Do this:
Return the records in full, exactly as given.
### Provided data
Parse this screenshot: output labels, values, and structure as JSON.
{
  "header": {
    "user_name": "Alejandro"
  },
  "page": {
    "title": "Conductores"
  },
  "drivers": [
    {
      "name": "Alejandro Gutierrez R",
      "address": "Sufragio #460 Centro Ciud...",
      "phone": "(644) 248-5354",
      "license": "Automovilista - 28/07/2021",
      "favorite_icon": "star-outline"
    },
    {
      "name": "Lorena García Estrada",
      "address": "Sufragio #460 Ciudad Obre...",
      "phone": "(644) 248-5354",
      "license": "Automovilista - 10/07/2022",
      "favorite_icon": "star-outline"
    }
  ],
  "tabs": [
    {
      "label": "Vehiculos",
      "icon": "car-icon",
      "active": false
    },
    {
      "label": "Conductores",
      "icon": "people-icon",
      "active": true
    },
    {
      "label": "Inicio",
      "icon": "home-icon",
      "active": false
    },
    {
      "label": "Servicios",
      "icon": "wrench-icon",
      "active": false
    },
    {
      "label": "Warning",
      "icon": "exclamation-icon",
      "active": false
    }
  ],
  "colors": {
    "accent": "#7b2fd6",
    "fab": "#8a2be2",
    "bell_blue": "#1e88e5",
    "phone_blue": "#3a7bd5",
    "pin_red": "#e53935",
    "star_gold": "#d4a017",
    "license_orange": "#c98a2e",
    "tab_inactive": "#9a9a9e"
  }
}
######
Exercise answer:
Parse this screenshot: output labels, values, and structure as JSON.
{
  "header": {
    "user_name": "Alejandro"
  },
  "page": {
    "title": "Conductores"
  },
  "drivers": [
    {
      "name": "Alejandro Gutierrez R",
      "address": "Sufragio #460 Centro Ciud...",
      "phone": "(644) 248-5354",
      "license": "Automovilista - 28/07/2021",
      "favorite_icon": "star-outline"
    },
    {
      "name": "Lorena García Estrada",
      "address": "Sufragio #460 Ciudad Obre...",
      "phone": "(644) 248-5354",
      "license": "Automovilista - 10/07/2022",
      "favorite_icon": "star-outline"
    }
  ],
  "tabs": [
    {
      "label": "Vehiculos",
      "icon": "car-icon",
      "active": false
    },
    {
      "label": "Conductores",
      "icon": "people-icon",
      "active": true
    },
    {
      "label": "Inicio",
      "icon": "home-icon",
      "active": false
    },
    {
      "label": "Servicios",
      "icon": "wrench-icon",
      "active": false
    },
    {
      "label": "Warning",
      "icon": "exclamation-icon",
      "active": false
    }
  ],
  "colors": {
    "accent": "#7b2fd6",
    "fab": "#8a2be2",
    "bell_blue": "#1e88e5",
    "phone_blue": "#3a7bd5",
    "pin_red": "#e53935",
    "star_gold": "#d4a017",
    "license_orange": "#c98a2e",
    "tab_inactive": "#9a9a9e"
  }
}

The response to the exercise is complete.